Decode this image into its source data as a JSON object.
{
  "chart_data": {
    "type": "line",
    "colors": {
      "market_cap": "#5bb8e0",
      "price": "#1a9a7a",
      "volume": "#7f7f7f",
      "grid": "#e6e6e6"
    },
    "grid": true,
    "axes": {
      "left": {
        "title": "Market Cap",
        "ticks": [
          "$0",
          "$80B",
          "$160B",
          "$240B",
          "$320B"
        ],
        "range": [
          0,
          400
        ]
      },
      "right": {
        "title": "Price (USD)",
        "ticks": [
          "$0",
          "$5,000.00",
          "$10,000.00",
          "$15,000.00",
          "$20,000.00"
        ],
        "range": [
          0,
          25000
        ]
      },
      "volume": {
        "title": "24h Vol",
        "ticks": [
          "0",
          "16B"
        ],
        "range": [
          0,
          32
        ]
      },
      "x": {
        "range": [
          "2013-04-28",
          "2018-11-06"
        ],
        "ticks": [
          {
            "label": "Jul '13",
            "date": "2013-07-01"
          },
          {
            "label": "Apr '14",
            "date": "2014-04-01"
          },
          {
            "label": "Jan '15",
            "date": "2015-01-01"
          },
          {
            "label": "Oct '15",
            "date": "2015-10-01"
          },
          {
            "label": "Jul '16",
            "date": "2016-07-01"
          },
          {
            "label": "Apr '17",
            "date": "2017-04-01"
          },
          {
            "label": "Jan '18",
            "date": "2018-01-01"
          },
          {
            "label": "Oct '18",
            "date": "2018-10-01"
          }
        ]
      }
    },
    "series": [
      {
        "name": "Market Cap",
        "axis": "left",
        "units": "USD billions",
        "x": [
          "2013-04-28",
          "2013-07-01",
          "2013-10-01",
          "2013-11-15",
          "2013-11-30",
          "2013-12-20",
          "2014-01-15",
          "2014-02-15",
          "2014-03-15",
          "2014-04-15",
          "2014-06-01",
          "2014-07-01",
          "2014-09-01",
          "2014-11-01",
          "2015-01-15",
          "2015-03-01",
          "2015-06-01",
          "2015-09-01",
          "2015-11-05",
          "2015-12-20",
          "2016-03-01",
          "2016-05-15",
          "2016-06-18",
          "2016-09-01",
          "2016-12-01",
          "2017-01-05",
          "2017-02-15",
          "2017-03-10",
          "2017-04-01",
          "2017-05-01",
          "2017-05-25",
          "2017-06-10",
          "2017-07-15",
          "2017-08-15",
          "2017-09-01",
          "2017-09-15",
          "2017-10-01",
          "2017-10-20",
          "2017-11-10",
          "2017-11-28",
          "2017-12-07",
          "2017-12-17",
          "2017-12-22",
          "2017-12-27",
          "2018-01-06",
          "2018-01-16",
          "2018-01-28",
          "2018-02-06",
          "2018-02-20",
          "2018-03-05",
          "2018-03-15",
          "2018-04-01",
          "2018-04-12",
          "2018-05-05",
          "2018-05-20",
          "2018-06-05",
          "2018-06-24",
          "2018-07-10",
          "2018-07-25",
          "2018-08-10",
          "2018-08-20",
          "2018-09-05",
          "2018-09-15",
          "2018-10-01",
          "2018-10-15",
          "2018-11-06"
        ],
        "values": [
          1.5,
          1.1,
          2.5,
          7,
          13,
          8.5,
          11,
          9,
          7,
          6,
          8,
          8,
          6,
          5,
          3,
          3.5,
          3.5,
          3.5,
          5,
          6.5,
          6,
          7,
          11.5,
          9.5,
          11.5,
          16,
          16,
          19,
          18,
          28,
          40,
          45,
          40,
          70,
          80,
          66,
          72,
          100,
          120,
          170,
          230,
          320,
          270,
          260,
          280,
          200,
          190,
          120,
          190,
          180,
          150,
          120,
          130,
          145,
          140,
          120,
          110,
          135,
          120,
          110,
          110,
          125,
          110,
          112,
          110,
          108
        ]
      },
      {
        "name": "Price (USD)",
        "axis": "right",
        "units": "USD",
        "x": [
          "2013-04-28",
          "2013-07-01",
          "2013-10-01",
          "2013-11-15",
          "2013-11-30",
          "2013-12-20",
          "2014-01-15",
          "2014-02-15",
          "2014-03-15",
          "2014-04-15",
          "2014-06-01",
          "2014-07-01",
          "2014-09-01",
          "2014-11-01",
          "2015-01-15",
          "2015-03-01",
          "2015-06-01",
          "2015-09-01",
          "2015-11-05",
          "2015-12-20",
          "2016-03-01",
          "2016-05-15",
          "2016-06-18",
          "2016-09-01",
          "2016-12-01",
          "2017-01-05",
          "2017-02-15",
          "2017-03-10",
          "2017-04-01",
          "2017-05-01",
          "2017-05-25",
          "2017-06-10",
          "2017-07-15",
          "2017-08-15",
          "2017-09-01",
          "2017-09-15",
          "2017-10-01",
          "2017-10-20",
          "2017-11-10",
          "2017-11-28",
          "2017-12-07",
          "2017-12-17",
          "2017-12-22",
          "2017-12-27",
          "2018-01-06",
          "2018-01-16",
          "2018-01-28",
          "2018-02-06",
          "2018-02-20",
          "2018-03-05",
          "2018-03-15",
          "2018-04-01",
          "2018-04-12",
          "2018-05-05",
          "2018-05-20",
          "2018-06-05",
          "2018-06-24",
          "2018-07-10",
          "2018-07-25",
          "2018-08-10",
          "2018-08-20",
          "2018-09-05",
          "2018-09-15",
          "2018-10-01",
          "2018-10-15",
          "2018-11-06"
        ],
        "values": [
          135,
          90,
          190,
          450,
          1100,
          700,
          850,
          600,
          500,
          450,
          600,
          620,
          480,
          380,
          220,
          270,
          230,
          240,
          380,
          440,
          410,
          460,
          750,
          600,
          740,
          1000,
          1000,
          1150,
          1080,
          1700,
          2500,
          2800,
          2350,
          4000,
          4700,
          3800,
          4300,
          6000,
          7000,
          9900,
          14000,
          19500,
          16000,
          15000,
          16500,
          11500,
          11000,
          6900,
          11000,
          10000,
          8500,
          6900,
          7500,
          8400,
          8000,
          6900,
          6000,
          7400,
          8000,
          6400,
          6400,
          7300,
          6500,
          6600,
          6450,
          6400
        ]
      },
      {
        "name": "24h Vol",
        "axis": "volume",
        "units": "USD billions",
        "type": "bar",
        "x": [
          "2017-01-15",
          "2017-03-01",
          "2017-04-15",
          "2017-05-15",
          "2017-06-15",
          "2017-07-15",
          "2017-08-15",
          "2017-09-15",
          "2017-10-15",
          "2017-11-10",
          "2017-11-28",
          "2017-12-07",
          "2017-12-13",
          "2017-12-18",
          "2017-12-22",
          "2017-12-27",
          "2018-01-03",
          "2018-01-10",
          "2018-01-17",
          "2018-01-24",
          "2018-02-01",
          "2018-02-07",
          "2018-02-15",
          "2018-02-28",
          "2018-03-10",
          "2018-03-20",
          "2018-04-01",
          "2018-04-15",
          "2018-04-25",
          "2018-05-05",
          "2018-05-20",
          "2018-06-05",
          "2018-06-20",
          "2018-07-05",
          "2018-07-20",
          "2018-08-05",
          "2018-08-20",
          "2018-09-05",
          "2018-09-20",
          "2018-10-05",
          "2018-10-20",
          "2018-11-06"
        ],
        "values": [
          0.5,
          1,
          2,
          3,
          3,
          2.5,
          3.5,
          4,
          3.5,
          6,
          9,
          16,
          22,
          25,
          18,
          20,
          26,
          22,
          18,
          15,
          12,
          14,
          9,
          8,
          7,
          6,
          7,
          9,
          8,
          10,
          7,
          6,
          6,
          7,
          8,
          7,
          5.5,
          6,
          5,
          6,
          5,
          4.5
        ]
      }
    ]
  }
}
________________________________________
Count each line with "title" in it and report that figure by itself.

### EXERCISE OUTPUT
3